Data rows —
# # #

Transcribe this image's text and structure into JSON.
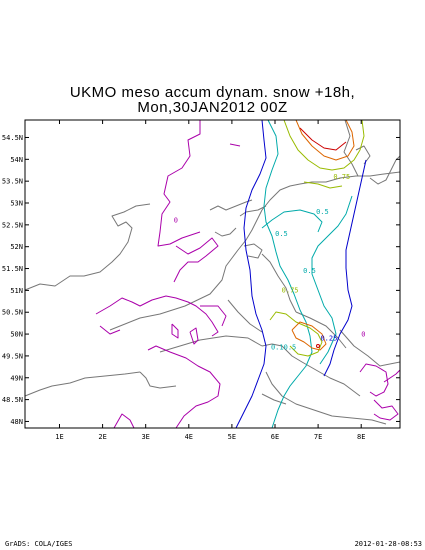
{
  "title_line1": "UKMO meso accum dynam. snow +18h,",
  "title_line2": "Mon,30JAN2012 00Z",
  "footer_left": "GrADS: COLA/IGES",
  "footer_right": "2012-01-28-08:53",
  "axes": {
    "lon_ticks": [
      1,
      2,
      3,
      4,
      5,
      6,
      7,
      8
    ],
    "lon_labels": [
      "1E",
      "2E",
      "3E",
      "4E",
      "5E",
      "6E",
      "7E",
      "8E"
    ],
    "lat_ticks": [
      48,
      48.5,
      49,
      49.5,
      50,
      50.5,
      51,
      51.5,
      52,
      52.5,
      53,
      53.5,
      54,
      54.5
    ],
    "lat_labels": [
      "48N",
      "48.5N",
      "49N",
      "49.5N",
      "50N",
      "50.5N",
      "51N",
      "51.5N",
      "52N",
      "52.5N",
      "53N",
      "53.5N",
      "54N",
      "54.5N"
    ],
    "lon_range": [
      0.2,
      8.9
    ],
    "lat_range": [
      47.85,
      54.9
    ]
  },
  "contour_labels": [
    {
      "text": "0",
      "lon": 3.7,
      "lat": 52.55,
      "color": "#aa00aa"
    },
    {
      "text": "0.75",
      "lon": 7.55,
      "lat": 53.55,
      "color": "#99bb00"
    },
    {
      "text": "0.5",
      "lon": 7.1,
      "lat": 52.75,
      "color": "#00aaaa"
    },
    {
      "text": "0.5",
      "lon": 6.15,
      "lat": 52.25,
      "color": "#00aaaa"
    },
    {
      "text": "0.5",
      "lon": 6.8,
      "lat": 51.4,
      "color": "#00aaaa"
    },
    {
      "text": "0.75",
      "lon": 6.35,
      "lat": 50.95,
      "color": "#99bb00"
    },
    {
      "text": "0.25",
      "lon": 7.25,
      "lat": 49.85,
      "color": "#0000cc"
    },
    {
      "text": "0.10.5",
      "lon": 6.2,
      "lat": 49.65,
      "color": "#00aaaa"
    },
    {
      "text": "0",
      "lon": 8.05,
      "lat": 49.95,
      "color": "#aa00aa"
    }
  ],
  "colors": {
    "coast": "#777777",
    "zero": "#aa00aa",
    "c025": "#0000cc",
    "c05": "#00aaaa",
    "c075": "#99bb00",
    "c1": "#dd6600",
    "c2": "#cc0000"
  }
}
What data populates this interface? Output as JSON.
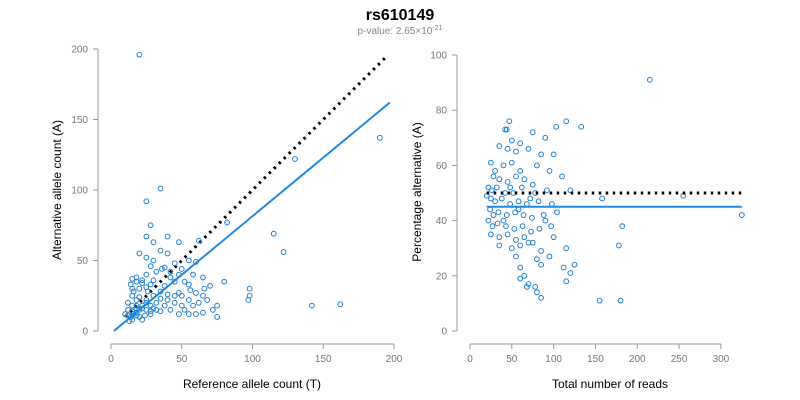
{
  "header": {
    "title": "rs610149",
    "pvalue_prefix": "p-value: 2.65×10",
    "pvalue_exponent": "-21"
  },
  "colors": {
    "points": "#1f80d0",
    "fit": "#1f8ae0",
    "reference": "#000000",
    "axis": "#999999"
  },
  "chart_data": [
    {
      "type": "scatter",
      "xlabel": "Reference allele count (T)",
      "ylabel": "Alternative allele count (A)",
      "xlim": [
        0,
        200
      ],
      "ylim": [
        0,
        200
      ],
      "xticks": [
        0,
        50,
        100,
        150,
        200
      ],
      "yticks": [
        0,
        50,
        100,
        150,
        200
      ],
      "reference_line": {
        "style": "dotted",
        "from": [
          10,
          10
        ],
        "to": [
          195,
          195
        ]
      },
      "fit_line": {
        "style": "solid",
        "from": [
          2,
          0
        ],
        "to": [
          197,
          162
        ]
      },
      "points": [
        [
          20,
          196
        ],
        [
          190,
          137
        ],
        [
          130,
          122
        ],
        [
          35,
          101
        ],
        [
          25,
          92
        ],
        [
          28,
          75
        ],
        [
          40,
          67
        ],
        [
          25,
          67
        ],
        [
          82,
          77
        ],
        [
          30,
          63
        ],
        [
          48,
          63
        ],
        [
          62,
          64
        ],
        [
          115,
          69
        ],
        [
          122,
          56
        ],
        [
          35,
          57
        ],
        [
          40,
          55
        ],
        [
          20,
          55
        ],
        [
          25,
          52
        ],
        [
          30,
          50
        ],
        [
          45,
          48
        ],
        [
          55,
          50
        ],
        [
          60,
          49
        ],
        [
          28,
          46
        ],
        [
          38,
          45
        ],
        [
          50,
          44
        ],
        [
          15,
          37
        ],
        [
          18,
          38
        ],
        [
          22,
          36
        ],
        [
          25,
          40
        ],
        [
          32,
          42
        ],
        [
          42,
          42
        ],
        [
          48,
          40
        ],
        [
          58,
          40
        ],
        [
          65,
          38
        ],
        [
          22,
          34
        ],
        [
          28,
          33
        ],
        [
          38,
          32
        ],
        [
          45,
          35
        ],
        [
          52,
          35
        ],
        [
          55,
          33
        ],
        [
          70,
          32
        ],
        [
          80,
          35
        ],
        [
          15,
          30
        ],
        [
          20,
          30
        ],
        [
          25,
          31
        ],
        [
          35,
          28
        ],
        [
          40,
          26
        ],
        [
          45,
          25
        ],
        [
          50,
          25
        ],
        [
          60,
          27
        ],
        [
          65,
          25
        ],
        [
          48,
          27
        ],
        [
          98,
          30
        ],
        [
          98,
          25
        ],
        [
          97,
          22
        ],
        [
          15,
          25
        ],
        [
          18,
          22
        ],
        [
          20,
          24
        ],
        [
          25,
          22
        ],
        [
          30,
          25
        ],
        [
          35,
          23
        ],
        [
          40,
          22
        ],
        [
          55,
          22
        ],
        [
          62,
          20
        ],
        [
          68,
          22
        ],
        [
          12,
          20
        ],
        [
          15,
          18
        ],
        [
          18,
          18
        ],
        [
          22,
          18
        ],
        [
          25,
          20
        ],
        [
          28,
          18
        ],
        [
          32,
          20
        ],
        [
          38,
          18
        ],
        [
          45,
          20
        ],
        [
          50,
          18
        ],
        [
          58,
          18
        ],
        [
          75,
          18
        ],
        [
          142,
          18
        ],
        [
          162,
          19
        ],
        [
          12,
          15
        ],
        [
          15,
          14
        ],
        [
          18,
          16
        ],
        [
          20,
          15
        ],
        [
          22,
          16
        ],
        [
          25,
          15
        ],
        [
          28,
          14
        ],
        [
          30,
          16
        ],
        [
          32,
          15
        ],
        [
          35,
          14
        ],
        [
          42,
          15
        ],
        [
          48,
          12
        ],
        [
          52,
          15
        ],
        [
          55,
          12
        ],
        [
          60,
          12
        ],
        [
          65,
          13
        ],
        [
          72,
          15
        ],
        [
          75,
          10
        ],
        [
          10,
          12
        ],
        [
          12,
          11
        ],
        [
          14,
          10
        ],
        [
          16,
          12
        ],
        [
          18,
          11
        ],
        [
          20,
          10
        ],
        [
          24,
          11
        ],
        [
          28,
          12
        ],
        [
          15,
          8
        ],
        [
          13,
          7
        ],
        [
          22,
          8
        ],
        [
          18,
          13
        ],
        [
          16,
          28
        ],
        [
          14,
          33
        ],
        [
          18,
          35
        ],
        [
          26,
          28
        ],
        [
          30,
          36
        ],
        [
          36,
          44
        ],
        [
          42,
          38
        ],
        [
          56,
          29
        ],
        [
          66,
          30
        ]
      ]
    },
    {
      "type": "scatter",
      "xlabel": "Total number of reads",
      "ylabel": "Percentage alternative (A)",
      "xlim": [
        0,
        330
      ],
      "ylim": [
        0,
        100
      ],
      "xticks": [
        0,
        50,
        100,
        150,
        200,
        250,
        300
      ],
      "yticks": [
        0,
        20,
        40,
        60,
        80,
        100
      ],
      "reference_line": {
        "style": "dotted",
        "y": 50,
        "from_x": 20,
        "to_x": 325
      },
      "fit_line": {
        "style": "solid",
        "y": 45,
        "from_x": 20,
        "to_x": 325
      },
      "points": [
        [
          215,
          91
        ],
        [
          47,
          76
        ],
        [
          115,
          76
        ],
        [
          103,
          74
        ],
        [
          133,
          74
        ],
        [
          42,
          73
        ],
        [
          44,
          73
        ],
        [
          75,
          72
        ],
        [
          90,
          70
        ],
        [
          50,
          69
        ],
        [
          35,
          67
        ],
        [
          60,
          68
        ],
        [
          45,
          66
        ],
        [
          55,
          65
        ],
        [
          70,
          66
        ],
        [
          85,
          64
        ],
        [
          100,
          64
        ],
        [
          25,
          61
        ],
        [
          30,
          58
        ],
        [
          40,
          60
        ],
        [
          50,
          61
        ],
        [
          60,
          58
        ],
        [
          80,
          60
        ],
        [
          95,
          58
        ],
        [
          28,
          56
        ],
        [
          35,
          55
        ],
        [
          45,
          54
        ],
        [
          55,
          56
        ],
        [
          65,
          55
        ],
        [
          75,
          53
        ],
        [
          110,
          56
        ],
        [
          22,
          52
        ],
        [
          26,
          51
        ],
        [
          32,
          52
        ],
        [
          42,
          50
        ],
        [
          52,
          50
        ],
        [
          62,
          52
        ],
        [
          78,
          50
        ],
        [
          92,
          51
        ],
        [
          120,
          51
        ],
        [
          20,
          49
        ],
        [
          25,
          48
        ],
        [
          30,
          47
        ],
        [
          38,
          48
        ],
        [
          48,
          46
        ],
        [
          58,
          47
        ],
        [
          68,
          46
        ],
        [
          82,
          47
        ],
        [
          98,
          46
        ],
        [
          158,
          48
        ],
        [
          255,
          49
        ],
        [
          325,
          42
        ],
        [
          24,
          44
        ],
        [
          28,
          42
        ],
        [
          34,
          43
        ],
        [
          44,
          42
        ],
        [
          54,
          43
        ],
        [
          64,
          42
        ],
        [
          74,
          41
        ],
        [
          88,
          42
        ],
        [
          104,
          43
        ],
        [
          22,
          40
        ],
        [
          27,
          38
        ],
        [
          33,
          39
        ],
        [
          43,
          38
        ],
        [
          53,
          37
        ],
        [
          63,
          38
        ],
        [
          73,
          36
        ],
        [
          83,
          37
        ],
        [
          97,
          38
        ],
        [
          182,
          38
        ],
        [
          25,
          35
        ],
        [
          35,
          34
        ],
        [
          45,
          35
        ],
        [
          55,
          33
        ],
        [
          65,
          34
        ],
        [
          75,
          32
        ],
        [
          100,
          34
        ],
        [
          35,
          31
        ],
        [
          50,
          30
        ],
        [
          60,
          31
        ],
        [
          70,
          32
        ],
        [
          85,
          29
        ],
        [
          115,
          30
        ],
        [
          178,
          31
        ],
        [
          55,
          27
        ],
        [
          80,
          26
        ],
        [
          95,
          27
        ],
        [
          60,
          23
        ],
        [
          65,
          20
        ],
        [
          85,
          24
        ],
        [
          112,
          23
        ],
        [
          125,
          24
        ],
        [
          60,
          19
        ],
        [
          70,
          17
        ],
        [
          120,
          21
        ],
        [
          68,
          16
        ],
        [
          78,
          16
        ],
        [
          115,
          18
        ],
        [
          80,
          14
        ],
        [
          85,
          12
        ],
        [
          155,
          11
        ],
        [
          180,
          11
        ],
        [
          40,
          40
        ],
        [
          48,
          52
        ],
        [
          58,
          44
        ],
        [
          72,
          48
        ],
        [
          90,
          40
        ]
      ]
    }
  ]
}
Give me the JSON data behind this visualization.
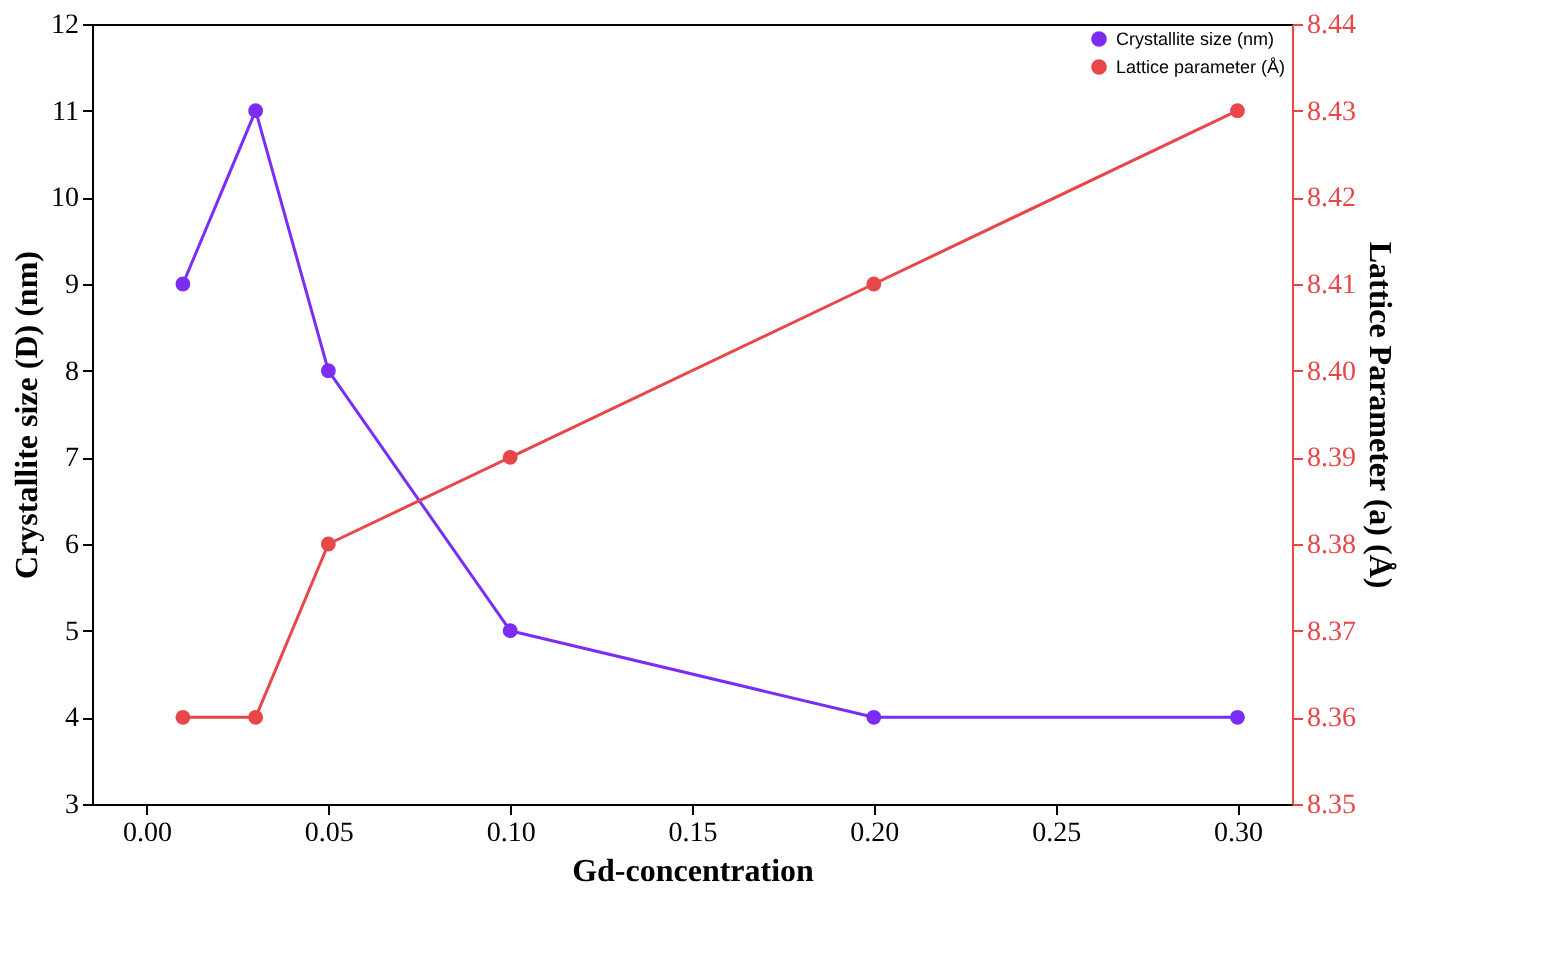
{
  "chart_data": {
    "type": "line",
    "xlabel": "Gd-concentration",
    "ylabel": "Crystallite size (D) (nm)",
    "y2label": "Lattice Parameter (a) (Å)",
    "x": [
      0.01,
      0.03,
      0.05,
      0.1,
      0.2,
      0.3
    ],
    "series": [
      {
        "name": "Crystallite size (nm)",
        "color": "#7b2cf5",
        "values": [
          9,
          11,
          8,
          5,
          4,
          4
        ]
      },
      {
        "name": "Lattice parameter (Å)",
        "color": "#e8474a",
        "axis": "y2",
        "values": [
          8.36,
          8.36,
          8.38,
          8.39,
          8.41,
          8.43
        ]
      }
    ],
    "xlim": [
      -0.015,
      0.315
    ],
    "xticks": [
      {
        "value": 0,
        "label": "0.00"
      },
      {
        "value": 0.05,
        "label": "0.05"
      },
      {
        "value": 0.1,
        "label": "0.10"
      },
      {
        "value": 0.15,
        "label": "0.15"
      },
      {
        "value": 0.2,
        "label": "0.20"
      },
      {
        "value": 0.25,
        "label": "0.25"
      },
      {
        "value": 0.3,
        "label": "0.30"
      }
    ],
    "ylim": [
      3,
      12
    ],
    "yticks": [
      3,
      4,
      5,
      6,
      7,
      8,
      9,
      10,
      11,
      12
    ],
    "y2lim": [
      8.35,
      8.44
    ],
    "y2ticks": [
      8.35,
      8.36,
      8.37,
      8.38,
      8.39,
      {
        "value": 8.4,
        "label": "8.40"
      },
      8.41,
      8.42,
      8.43,
      8.44
    ],
    "grid": false,
    "legend": "top right",
    "marker": "circle",
    "line_style": "solid"
  }
}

# # #

Exercise requirements —
Working from the material above, state how many lines contain "this"; give only the number.

Solved problem —
3